[Your instructions] Look for "left" in the listing below. Gather each line that contains it.

[Provided records]
────────────────────
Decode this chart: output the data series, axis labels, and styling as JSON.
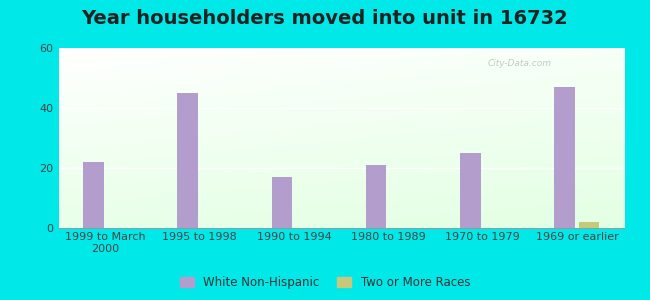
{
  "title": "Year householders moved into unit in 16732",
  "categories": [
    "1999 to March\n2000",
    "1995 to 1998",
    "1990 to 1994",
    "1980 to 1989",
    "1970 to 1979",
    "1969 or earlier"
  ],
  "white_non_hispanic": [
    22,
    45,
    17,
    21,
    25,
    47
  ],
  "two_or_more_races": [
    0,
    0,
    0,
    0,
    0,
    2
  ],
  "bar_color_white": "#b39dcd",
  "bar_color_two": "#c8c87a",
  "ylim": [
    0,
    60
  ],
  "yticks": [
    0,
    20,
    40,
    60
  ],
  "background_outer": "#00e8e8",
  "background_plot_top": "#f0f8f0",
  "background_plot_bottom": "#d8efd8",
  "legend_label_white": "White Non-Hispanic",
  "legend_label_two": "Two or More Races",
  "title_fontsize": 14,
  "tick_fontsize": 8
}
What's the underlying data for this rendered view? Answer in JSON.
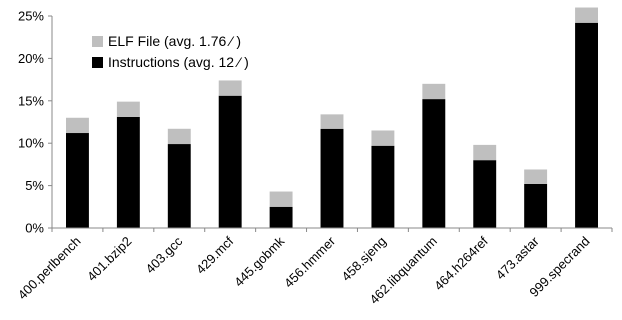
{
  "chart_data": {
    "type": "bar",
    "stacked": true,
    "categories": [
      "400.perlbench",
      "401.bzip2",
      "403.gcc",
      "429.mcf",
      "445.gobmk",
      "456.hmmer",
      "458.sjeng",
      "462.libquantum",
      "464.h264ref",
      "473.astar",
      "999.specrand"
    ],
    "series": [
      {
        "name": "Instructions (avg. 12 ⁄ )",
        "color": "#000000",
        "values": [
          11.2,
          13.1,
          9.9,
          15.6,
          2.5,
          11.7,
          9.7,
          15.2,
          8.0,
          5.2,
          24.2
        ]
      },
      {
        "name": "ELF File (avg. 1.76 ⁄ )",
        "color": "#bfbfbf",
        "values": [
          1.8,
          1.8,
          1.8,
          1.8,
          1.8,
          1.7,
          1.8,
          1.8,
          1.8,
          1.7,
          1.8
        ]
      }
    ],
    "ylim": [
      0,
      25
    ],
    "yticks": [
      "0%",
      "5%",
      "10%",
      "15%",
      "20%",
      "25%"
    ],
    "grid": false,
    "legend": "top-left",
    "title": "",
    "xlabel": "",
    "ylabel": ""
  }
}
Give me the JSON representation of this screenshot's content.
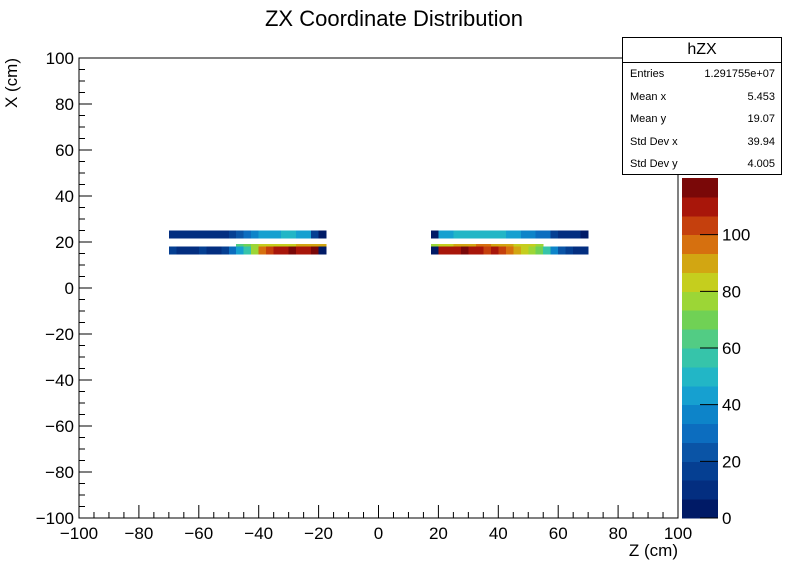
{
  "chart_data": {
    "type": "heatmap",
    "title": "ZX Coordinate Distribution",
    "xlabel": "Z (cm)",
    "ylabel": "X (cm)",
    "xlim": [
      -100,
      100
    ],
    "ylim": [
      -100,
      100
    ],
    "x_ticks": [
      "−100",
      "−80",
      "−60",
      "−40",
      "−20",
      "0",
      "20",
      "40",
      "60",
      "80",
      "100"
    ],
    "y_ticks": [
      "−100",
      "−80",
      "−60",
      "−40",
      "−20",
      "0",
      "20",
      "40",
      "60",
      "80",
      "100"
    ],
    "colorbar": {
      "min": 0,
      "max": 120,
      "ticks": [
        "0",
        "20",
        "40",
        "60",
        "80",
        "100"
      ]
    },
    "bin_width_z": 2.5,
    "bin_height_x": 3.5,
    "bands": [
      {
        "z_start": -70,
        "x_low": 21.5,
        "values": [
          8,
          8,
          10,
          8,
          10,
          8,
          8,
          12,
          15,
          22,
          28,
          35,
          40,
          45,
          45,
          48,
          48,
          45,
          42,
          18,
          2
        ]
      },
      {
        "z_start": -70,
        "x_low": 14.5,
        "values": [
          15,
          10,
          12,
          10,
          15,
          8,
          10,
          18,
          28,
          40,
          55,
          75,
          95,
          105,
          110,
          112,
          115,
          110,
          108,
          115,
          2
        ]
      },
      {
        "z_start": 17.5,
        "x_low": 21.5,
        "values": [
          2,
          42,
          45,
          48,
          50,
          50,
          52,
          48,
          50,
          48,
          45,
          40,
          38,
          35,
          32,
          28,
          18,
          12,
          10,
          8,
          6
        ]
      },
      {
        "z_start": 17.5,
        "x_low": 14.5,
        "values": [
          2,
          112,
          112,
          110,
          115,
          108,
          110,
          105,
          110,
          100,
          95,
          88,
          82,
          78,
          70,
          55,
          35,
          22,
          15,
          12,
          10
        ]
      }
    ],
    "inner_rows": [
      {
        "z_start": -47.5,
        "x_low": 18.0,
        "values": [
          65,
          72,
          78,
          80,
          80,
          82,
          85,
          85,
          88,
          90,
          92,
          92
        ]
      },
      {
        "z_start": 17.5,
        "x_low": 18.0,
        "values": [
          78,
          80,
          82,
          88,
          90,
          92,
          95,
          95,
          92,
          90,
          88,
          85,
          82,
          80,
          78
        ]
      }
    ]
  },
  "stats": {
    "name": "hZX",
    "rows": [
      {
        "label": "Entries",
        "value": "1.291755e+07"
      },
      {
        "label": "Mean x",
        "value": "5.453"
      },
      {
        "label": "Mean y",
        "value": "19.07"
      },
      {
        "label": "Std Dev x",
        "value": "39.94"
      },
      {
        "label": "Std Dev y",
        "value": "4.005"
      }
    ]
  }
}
────────────────────
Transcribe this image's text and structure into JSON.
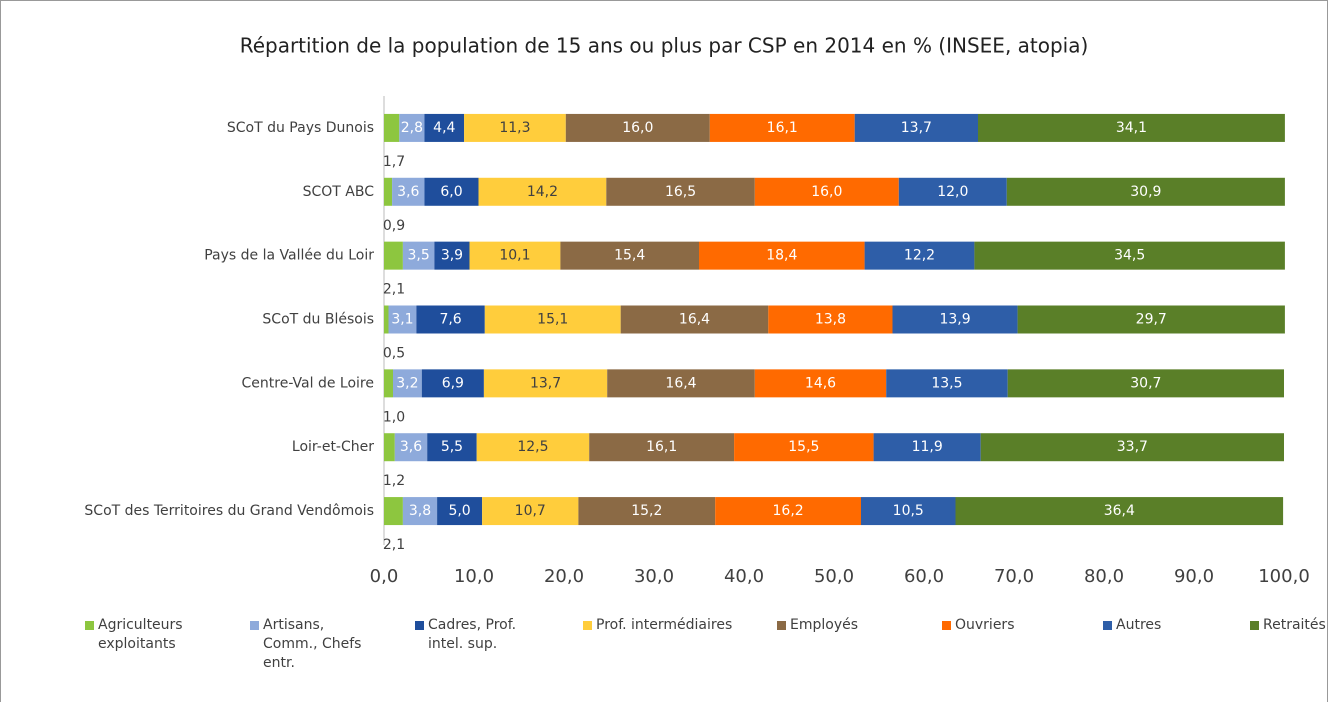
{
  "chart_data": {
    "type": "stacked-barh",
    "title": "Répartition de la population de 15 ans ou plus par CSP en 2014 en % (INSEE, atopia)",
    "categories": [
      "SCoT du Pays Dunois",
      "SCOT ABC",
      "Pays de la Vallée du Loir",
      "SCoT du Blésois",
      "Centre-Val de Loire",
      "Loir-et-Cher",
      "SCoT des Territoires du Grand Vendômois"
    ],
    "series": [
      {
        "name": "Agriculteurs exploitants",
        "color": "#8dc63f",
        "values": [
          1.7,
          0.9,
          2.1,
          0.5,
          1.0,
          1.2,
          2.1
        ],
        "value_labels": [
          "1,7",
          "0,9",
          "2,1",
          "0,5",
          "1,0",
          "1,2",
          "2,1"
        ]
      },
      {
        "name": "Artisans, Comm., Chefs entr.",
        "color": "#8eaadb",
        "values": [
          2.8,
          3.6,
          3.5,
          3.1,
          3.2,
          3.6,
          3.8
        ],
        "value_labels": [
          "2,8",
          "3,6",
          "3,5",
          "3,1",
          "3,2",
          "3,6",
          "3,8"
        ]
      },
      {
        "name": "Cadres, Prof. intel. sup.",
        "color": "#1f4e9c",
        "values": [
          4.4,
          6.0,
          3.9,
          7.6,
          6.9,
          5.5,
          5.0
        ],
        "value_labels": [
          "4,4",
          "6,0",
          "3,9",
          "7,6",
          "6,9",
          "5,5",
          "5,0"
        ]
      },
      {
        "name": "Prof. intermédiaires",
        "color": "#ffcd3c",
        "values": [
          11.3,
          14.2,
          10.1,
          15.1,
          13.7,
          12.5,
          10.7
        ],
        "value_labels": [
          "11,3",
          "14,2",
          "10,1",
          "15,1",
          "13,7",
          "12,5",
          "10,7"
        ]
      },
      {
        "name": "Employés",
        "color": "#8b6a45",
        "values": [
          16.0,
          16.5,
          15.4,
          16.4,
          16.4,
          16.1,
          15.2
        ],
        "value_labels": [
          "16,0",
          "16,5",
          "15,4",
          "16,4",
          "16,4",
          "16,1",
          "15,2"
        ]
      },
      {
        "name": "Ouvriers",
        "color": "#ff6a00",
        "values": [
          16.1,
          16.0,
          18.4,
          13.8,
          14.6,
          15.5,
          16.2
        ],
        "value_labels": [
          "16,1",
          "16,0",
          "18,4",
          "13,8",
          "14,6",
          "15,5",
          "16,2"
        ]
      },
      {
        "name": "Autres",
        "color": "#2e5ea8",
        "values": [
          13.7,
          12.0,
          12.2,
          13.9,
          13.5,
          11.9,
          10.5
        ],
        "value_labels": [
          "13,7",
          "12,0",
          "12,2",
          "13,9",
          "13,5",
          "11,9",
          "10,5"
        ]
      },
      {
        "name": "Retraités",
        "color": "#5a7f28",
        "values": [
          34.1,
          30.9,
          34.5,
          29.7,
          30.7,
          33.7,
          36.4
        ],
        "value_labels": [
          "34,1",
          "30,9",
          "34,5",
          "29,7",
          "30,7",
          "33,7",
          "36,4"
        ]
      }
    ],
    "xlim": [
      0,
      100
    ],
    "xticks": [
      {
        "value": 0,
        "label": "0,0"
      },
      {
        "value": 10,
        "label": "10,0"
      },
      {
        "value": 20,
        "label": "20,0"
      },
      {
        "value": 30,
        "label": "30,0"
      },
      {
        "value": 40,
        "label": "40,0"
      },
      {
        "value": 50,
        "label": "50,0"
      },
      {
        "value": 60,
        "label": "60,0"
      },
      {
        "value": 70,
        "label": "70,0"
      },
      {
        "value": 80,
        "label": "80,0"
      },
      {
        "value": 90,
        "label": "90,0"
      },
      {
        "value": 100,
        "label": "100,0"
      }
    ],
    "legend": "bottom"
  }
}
────────────────────
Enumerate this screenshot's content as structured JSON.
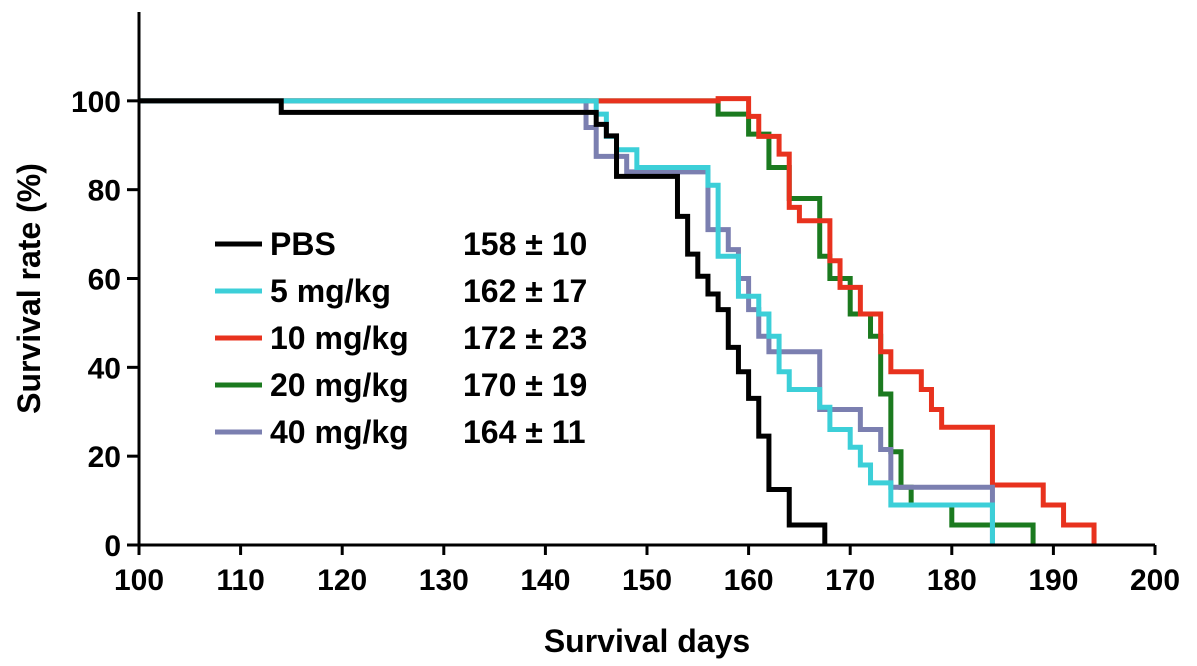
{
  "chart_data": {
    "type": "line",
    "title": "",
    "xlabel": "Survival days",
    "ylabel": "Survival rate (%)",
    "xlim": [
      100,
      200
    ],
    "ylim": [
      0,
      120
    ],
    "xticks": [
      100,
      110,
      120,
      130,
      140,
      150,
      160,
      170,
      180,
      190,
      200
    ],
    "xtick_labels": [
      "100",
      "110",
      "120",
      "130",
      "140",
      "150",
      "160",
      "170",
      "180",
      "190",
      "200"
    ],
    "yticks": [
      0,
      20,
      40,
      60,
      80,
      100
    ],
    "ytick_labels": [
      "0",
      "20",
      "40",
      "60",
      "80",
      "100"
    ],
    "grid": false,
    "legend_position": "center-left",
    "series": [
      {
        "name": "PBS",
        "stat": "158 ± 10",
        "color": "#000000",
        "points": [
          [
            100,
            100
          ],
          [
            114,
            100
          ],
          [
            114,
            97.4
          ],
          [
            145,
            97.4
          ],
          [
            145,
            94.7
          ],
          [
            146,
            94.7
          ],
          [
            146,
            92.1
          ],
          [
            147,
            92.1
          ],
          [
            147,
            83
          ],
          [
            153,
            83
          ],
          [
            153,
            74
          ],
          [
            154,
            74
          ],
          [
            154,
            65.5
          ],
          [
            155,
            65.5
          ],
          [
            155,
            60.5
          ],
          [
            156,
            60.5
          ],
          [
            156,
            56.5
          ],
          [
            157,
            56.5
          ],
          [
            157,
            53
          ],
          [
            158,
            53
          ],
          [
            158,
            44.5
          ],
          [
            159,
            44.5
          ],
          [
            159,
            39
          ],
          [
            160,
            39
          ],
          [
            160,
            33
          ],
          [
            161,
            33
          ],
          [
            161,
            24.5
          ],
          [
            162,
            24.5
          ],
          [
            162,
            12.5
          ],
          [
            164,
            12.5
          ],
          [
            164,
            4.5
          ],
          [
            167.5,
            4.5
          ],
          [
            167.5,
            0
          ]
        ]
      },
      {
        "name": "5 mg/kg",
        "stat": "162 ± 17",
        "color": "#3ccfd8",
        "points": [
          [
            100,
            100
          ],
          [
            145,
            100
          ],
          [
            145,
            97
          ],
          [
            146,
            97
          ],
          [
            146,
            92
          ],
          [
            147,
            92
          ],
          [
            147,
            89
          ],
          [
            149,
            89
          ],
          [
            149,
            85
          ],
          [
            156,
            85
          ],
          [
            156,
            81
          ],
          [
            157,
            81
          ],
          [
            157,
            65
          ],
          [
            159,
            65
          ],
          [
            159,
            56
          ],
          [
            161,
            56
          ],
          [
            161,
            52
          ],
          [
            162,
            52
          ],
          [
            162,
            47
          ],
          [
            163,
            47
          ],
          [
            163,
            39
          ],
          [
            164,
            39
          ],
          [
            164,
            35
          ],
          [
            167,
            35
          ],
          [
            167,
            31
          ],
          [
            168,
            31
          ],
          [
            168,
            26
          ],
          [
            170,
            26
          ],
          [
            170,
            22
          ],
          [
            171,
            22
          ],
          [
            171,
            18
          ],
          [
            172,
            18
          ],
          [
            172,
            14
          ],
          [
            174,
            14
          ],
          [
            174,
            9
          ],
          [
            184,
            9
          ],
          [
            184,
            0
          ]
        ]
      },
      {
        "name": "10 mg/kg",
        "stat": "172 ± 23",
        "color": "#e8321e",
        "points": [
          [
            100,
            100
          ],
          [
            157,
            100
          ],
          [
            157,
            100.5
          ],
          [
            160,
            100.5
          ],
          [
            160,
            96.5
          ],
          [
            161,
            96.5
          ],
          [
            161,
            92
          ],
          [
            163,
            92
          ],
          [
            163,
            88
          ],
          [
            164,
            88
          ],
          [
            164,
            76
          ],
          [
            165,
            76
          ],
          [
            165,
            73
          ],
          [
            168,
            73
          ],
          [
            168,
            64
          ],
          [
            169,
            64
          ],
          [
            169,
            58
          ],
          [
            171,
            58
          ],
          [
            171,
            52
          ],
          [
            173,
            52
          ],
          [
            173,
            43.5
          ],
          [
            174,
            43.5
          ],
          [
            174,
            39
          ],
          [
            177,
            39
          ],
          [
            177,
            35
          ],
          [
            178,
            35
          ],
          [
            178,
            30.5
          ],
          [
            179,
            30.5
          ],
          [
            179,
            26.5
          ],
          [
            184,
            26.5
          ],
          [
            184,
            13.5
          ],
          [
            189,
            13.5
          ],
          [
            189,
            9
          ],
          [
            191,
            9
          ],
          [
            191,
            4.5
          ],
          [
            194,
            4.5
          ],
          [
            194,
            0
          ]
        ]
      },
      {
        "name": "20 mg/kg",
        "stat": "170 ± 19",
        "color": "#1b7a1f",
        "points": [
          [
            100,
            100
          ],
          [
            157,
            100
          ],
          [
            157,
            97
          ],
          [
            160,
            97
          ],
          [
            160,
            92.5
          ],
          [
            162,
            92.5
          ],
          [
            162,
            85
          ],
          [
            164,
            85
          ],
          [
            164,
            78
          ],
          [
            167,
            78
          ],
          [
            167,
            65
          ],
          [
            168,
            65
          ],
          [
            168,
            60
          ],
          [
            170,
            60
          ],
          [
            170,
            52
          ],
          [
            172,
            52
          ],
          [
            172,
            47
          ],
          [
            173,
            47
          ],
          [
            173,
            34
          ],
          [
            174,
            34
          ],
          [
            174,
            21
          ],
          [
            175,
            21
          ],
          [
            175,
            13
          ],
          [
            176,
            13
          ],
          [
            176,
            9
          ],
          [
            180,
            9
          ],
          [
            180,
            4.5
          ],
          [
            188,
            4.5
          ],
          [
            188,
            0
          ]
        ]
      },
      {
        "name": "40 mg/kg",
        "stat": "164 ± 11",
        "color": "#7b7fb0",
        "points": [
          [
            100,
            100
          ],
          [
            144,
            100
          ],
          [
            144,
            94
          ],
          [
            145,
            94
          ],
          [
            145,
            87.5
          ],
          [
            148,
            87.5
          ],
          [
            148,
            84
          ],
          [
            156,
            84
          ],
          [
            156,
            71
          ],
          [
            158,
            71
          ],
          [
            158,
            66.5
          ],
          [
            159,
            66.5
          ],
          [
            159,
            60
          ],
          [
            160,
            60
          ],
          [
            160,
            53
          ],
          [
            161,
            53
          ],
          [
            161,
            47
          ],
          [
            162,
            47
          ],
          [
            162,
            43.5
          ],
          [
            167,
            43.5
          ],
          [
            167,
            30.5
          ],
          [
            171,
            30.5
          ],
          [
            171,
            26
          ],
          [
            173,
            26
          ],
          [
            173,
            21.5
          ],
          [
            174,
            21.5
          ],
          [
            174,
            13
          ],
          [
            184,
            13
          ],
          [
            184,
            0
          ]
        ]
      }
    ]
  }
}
────────────────────
[Response]
    "legend": "top-left",
    "legend_position": "center-left",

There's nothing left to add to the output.